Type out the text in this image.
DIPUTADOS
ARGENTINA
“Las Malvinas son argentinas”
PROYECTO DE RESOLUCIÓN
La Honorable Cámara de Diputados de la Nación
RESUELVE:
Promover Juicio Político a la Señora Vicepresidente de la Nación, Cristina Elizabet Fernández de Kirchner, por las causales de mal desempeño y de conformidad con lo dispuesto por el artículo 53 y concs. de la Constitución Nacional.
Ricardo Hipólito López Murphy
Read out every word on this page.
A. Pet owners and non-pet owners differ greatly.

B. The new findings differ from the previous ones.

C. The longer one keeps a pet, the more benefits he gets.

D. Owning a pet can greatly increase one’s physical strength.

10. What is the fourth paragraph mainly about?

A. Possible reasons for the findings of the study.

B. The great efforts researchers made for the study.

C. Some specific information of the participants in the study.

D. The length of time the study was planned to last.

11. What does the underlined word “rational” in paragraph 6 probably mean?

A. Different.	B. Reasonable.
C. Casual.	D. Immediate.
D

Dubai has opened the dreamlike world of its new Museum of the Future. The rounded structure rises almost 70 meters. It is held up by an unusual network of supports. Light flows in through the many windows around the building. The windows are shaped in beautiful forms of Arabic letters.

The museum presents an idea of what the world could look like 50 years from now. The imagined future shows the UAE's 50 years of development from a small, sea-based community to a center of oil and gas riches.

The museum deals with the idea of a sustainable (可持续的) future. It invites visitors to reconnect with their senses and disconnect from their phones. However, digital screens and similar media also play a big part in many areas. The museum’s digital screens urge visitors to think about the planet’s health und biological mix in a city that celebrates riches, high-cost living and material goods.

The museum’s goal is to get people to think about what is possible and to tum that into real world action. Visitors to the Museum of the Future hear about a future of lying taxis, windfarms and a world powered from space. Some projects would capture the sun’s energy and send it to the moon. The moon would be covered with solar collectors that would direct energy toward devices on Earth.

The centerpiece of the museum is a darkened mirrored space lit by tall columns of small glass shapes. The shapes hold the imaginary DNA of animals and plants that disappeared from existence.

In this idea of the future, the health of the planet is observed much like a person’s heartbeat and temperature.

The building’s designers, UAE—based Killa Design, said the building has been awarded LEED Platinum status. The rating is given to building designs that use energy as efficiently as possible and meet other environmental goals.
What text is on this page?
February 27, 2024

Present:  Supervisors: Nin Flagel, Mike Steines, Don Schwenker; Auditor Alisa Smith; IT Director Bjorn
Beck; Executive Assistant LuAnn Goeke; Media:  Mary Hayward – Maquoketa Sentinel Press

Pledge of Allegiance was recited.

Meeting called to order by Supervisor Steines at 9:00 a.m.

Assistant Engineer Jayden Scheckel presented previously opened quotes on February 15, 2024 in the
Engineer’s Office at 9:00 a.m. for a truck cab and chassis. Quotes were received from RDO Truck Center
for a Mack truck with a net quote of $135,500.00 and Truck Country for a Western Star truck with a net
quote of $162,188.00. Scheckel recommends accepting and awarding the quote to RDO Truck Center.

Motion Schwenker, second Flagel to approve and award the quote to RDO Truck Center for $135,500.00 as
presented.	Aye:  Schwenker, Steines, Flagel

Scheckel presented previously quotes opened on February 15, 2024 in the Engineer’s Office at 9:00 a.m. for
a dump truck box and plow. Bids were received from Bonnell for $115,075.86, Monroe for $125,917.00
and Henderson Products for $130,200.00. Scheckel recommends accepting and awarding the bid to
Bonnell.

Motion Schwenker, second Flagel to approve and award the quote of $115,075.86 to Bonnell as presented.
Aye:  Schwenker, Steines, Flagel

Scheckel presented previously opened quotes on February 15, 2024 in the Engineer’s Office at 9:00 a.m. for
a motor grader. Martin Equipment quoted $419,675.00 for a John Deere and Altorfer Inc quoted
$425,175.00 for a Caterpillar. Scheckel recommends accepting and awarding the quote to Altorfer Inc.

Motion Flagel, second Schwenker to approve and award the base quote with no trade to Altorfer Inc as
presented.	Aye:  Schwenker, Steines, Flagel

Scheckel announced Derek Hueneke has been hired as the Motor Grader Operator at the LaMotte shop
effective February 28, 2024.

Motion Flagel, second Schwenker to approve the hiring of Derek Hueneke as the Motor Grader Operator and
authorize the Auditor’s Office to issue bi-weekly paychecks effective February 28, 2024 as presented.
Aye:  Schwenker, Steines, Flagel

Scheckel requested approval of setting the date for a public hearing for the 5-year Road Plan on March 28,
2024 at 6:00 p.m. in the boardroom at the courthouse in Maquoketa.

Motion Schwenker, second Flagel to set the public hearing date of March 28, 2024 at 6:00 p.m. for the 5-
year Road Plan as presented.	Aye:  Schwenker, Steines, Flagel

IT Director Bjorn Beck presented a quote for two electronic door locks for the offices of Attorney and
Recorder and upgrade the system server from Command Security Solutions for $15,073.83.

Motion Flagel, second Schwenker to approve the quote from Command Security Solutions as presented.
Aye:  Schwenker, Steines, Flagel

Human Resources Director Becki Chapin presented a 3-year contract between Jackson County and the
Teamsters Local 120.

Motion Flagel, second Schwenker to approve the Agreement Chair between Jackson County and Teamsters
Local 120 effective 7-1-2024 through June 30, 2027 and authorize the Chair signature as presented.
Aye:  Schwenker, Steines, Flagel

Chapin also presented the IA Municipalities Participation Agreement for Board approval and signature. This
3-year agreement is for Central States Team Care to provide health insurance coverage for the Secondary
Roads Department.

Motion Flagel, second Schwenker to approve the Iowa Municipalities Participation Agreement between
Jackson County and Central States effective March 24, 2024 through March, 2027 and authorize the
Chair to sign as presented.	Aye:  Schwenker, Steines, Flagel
────────────────────
| WORK REQUIRED |
Each line in the entries above that includes the string "been" should be extracted.

| COMPLETE OUTPUT |
The building’s designers, UAE—based Killa Design, said the building has been awarded LEED Platinum status. The rating is given to building designs that use energy as efficiently as possible and meet other environmental goals.
Scheckel announced Derek Hueneke has been hired as the Motor Grader Operator at the LaMotte shop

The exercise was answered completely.